─── DATA SUPPLIED

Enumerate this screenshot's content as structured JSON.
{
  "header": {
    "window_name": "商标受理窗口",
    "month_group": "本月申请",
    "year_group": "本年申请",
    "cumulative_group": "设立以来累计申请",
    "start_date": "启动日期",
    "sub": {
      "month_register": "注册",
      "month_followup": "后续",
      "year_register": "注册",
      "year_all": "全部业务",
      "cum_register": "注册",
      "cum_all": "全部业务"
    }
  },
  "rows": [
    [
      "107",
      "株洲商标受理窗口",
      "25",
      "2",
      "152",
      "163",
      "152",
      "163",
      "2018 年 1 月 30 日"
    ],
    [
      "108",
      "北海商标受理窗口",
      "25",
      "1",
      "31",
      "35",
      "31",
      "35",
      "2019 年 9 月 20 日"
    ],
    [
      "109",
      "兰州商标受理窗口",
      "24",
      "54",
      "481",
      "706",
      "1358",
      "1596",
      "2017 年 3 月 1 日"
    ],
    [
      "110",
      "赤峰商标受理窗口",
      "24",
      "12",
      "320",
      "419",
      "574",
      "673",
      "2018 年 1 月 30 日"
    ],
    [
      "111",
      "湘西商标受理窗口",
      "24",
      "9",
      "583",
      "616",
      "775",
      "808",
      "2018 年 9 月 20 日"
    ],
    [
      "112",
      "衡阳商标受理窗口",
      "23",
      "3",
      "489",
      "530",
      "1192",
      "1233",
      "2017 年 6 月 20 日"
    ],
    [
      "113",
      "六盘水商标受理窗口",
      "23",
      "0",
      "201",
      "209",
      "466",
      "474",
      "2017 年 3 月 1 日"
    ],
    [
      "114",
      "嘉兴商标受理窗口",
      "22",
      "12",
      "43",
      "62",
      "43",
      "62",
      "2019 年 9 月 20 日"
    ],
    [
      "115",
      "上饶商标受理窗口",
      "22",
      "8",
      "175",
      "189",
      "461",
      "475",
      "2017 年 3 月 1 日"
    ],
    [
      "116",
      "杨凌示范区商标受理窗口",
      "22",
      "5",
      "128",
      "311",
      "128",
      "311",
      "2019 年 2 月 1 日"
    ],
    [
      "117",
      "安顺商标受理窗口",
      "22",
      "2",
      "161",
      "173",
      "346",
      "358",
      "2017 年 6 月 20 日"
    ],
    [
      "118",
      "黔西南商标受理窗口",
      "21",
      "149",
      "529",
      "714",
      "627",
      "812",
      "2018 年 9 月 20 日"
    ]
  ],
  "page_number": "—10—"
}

──────

» DESCRIPTION OF THE TASK
Your task is to retype all of the records exactly.

» FINAL RESULT
Enumerate this screenshot's content as structured JSON.
{
  "header": {
    "window_name": "商标受理窗口",
    "month_group": "本月申请",
    "year_group": "本年申请",
    "cumulative_group": "设立以来累计申请",
    "start_date": "启动日期",
    "sub": {
      "month_register": "注册",
      "month_followup": "后续",
      "year_register": "注册",
      "year_all": "全部业务",
      "cum_register": "注册",
      "cum_all": "全部业务"
    }
  },
  "rows": [
    [
      "107",
      "株洲商标受理窗口",
      "25",
      "2",
      "152",
      "163",
      "152",
      "163",
      "2018 年 1 月 30 日"
    ],
    [
      "108",
      "北海商标受理窗口",
      "25",
      "1",
      "31",
      "35",
      "31",
      "35",
      "2019 年 9 月 20 日"
    ],
    [
      "109",
      "兰州商标受理窗口",
      "24",
      "54",
      "481",
      "706",
      "1358",
      "1596",
      "2017 年 3 月 1 日"
    ],
    [
      "110",
      "赤峰商标受理窗口",
      "24",
      "12",
      "320",
      "419",
      "574",
      "673",
      "2018 年 1 月 30 日"
    ],
    [
      "111",
      "湘西商标受理窗口",
      "24",
      "9",
      "583",
      "616",
      "775",
      "808",
      "2018 年 9 月 20 日"
    ],
    [
      "112",
      "衡阳商标受理窗口",
      "23",
      "3",
      "489",
      "530",
      "1192",
      "1233",
      "2017 年 6 月 20 日"
    ],
    [
      "113",
      "六盘水商标受理窗口",
      "23",
      "0",
      "201",
      "209",
      "466",
      "474",
      "2017 年 3 月 1 日"
    ],
    [
      "114",
      "嘉兴商标受理窗口",
      "22",
      "12",
      "43",
      "62",
      "43",
      "62",
      "2019 年 9 月 20 日"
    ],
    [
      "115",
      "上饶商标受理窗口",
      "22",
      "8",
      "175",
      "189",
      "461",
      "475",
      "2017 年 3 月 1 日"
    ],
    [
      "116",
      "杨凌示范区商标受理窗口",
      "22",
      "5",
      "128",
      "311",
      "128",
      "311",
      "2019 年 2 月 1 日"
    ],
    [
      "117",
      "安顺商标受理窗口",
      "22",
      "2",
      "161",
      "173",
      "346",
      "358",
      "2017 年 6 月 20 日"
    ],
    [
      "118",
      "黔西南商标受理窗口",
      "21",
      "149",
      "529",
      "714",
      "627",
      "812",
      "2018 年 9 月 20 日"
    ]
  ],
  "page_number": "—10—"
}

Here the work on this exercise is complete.